• _Excerpted data_
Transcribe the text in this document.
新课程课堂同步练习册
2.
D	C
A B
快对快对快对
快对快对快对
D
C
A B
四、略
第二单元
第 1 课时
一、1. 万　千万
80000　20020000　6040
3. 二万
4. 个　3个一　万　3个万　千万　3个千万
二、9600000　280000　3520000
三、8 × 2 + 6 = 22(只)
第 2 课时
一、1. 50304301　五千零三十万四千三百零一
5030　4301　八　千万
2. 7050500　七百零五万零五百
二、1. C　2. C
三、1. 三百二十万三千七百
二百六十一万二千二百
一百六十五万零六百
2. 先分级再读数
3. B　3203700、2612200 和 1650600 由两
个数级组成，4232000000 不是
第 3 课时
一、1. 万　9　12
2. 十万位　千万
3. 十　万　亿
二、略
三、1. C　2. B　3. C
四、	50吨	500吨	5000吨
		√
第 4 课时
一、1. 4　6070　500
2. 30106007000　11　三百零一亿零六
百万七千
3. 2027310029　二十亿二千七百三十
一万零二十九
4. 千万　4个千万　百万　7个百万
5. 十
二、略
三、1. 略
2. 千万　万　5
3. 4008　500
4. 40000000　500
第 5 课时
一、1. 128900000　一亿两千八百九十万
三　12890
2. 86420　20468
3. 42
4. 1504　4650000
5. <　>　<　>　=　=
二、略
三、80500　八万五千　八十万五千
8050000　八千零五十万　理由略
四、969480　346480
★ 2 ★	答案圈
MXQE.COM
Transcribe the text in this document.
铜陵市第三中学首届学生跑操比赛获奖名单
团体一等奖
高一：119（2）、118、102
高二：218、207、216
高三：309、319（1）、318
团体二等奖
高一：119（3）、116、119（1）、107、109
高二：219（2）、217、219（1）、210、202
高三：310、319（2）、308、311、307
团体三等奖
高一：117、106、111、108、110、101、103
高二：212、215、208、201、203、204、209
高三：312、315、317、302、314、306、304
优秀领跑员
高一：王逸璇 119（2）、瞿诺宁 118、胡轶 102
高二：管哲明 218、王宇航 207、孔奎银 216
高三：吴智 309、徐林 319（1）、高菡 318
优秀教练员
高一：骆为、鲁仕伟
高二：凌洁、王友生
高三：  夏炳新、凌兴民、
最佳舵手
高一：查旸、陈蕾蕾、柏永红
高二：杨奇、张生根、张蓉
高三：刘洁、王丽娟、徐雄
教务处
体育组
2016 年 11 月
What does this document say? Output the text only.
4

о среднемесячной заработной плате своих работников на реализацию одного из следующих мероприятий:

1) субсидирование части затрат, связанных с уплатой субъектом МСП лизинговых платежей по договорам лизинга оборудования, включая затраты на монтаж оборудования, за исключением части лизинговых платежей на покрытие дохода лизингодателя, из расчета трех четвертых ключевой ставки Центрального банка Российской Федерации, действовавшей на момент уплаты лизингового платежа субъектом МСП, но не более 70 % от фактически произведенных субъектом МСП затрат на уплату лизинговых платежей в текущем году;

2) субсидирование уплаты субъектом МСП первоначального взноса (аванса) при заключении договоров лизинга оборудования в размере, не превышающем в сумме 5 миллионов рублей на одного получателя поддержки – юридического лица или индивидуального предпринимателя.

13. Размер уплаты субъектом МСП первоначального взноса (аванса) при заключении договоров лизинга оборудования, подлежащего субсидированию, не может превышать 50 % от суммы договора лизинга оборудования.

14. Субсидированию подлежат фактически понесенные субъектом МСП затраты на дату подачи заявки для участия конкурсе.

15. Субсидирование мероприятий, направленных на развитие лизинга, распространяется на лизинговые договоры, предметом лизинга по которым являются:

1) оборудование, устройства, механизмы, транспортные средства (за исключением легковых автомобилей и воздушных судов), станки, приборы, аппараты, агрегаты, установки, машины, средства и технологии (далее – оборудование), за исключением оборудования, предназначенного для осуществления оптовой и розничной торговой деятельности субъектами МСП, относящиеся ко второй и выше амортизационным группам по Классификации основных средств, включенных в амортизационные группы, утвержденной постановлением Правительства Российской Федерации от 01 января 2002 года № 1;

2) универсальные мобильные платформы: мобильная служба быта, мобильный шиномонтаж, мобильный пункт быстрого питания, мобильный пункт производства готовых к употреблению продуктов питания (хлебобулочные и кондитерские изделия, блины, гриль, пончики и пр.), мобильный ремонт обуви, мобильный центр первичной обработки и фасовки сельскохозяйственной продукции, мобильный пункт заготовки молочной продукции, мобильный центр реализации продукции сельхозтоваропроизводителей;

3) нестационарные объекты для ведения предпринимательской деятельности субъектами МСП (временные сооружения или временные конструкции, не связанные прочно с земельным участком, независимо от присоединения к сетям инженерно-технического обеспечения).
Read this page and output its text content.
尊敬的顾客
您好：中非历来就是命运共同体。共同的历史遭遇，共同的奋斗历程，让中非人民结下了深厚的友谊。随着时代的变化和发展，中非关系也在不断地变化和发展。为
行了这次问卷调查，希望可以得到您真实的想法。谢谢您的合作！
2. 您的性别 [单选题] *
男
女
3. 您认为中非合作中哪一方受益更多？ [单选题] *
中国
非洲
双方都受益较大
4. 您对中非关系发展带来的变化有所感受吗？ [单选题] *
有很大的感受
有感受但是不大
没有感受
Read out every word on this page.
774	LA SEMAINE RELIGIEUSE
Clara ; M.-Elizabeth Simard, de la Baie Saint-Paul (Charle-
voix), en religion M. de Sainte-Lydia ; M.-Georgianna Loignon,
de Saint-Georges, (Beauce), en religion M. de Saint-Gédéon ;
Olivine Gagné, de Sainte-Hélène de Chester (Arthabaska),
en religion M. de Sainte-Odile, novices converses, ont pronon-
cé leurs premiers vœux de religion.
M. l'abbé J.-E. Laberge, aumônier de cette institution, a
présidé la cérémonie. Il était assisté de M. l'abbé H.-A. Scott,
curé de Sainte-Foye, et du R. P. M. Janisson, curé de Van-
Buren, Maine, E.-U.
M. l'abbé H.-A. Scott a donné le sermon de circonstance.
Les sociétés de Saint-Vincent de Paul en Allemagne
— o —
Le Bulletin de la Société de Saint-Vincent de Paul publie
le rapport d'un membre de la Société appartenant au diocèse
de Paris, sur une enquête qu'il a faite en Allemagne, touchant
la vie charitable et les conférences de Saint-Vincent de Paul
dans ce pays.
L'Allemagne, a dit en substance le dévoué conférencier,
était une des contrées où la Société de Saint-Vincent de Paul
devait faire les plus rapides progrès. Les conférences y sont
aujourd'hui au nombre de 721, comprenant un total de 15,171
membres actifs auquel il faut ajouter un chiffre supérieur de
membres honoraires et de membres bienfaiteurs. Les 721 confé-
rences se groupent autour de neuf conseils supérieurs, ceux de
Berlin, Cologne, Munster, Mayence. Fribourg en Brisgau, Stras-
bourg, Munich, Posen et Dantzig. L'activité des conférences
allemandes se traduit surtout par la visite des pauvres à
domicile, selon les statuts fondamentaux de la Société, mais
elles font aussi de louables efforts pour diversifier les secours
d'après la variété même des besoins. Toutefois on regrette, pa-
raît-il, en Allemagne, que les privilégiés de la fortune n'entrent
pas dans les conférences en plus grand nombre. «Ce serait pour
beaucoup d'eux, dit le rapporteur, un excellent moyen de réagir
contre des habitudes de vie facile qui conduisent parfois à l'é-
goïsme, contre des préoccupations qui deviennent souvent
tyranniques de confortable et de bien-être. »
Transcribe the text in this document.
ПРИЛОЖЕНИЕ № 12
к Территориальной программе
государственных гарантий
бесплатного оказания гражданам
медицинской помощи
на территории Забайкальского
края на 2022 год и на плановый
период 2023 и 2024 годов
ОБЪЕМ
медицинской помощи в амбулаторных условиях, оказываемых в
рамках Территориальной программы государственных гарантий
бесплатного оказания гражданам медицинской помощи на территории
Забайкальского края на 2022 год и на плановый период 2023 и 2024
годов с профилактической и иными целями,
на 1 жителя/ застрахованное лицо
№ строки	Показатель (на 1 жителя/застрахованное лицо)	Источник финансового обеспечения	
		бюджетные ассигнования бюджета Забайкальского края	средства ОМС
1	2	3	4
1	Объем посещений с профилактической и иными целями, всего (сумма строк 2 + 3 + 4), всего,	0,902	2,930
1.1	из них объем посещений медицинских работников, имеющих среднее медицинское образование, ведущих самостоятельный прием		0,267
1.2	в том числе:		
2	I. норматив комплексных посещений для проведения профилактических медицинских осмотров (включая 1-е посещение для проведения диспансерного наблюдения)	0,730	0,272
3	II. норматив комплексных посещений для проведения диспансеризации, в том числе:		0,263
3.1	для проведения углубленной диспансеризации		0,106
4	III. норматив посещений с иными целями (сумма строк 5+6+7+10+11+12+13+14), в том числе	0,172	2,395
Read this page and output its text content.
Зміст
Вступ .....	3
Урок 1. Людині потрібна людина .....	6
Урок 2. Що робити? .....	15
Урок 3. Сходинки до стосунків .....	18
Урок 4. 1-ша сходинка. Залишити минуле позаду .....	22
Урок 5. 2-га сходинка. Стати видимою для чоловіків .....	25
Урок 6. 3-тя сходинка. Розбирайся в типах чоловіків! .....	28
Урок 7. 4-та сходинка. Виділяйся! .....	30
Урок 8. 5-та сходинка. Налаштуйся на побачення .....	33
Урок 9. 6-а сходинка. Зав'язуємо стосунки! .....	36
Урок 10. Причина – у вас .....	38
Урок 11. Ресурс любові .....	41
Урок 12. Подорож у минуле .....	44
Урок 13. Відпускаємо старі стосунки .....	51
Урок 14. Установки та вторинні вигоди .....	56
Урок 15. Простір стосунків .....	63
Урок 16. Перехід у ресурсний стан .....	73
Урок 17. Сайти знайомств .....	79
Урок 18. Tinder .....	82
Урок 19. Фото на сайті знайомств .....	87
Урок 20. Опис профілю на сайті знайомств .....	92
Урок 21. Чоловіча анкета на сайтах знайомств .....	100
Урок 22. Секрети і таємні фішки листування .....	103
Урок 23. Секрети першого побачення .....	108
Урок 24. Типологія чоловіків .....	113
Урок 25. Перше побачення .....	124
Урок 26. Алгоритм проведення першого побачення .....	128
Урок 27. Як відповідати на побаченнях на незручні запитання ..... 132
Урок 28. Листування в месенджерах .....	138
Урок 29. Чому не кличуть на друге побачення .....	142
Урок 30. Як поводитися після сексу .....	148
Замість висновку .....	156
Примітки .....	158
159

• _To do_
Tally up the lines holding the word "медицинской" in the data above, and answer with that figure only.

• _The answer_
3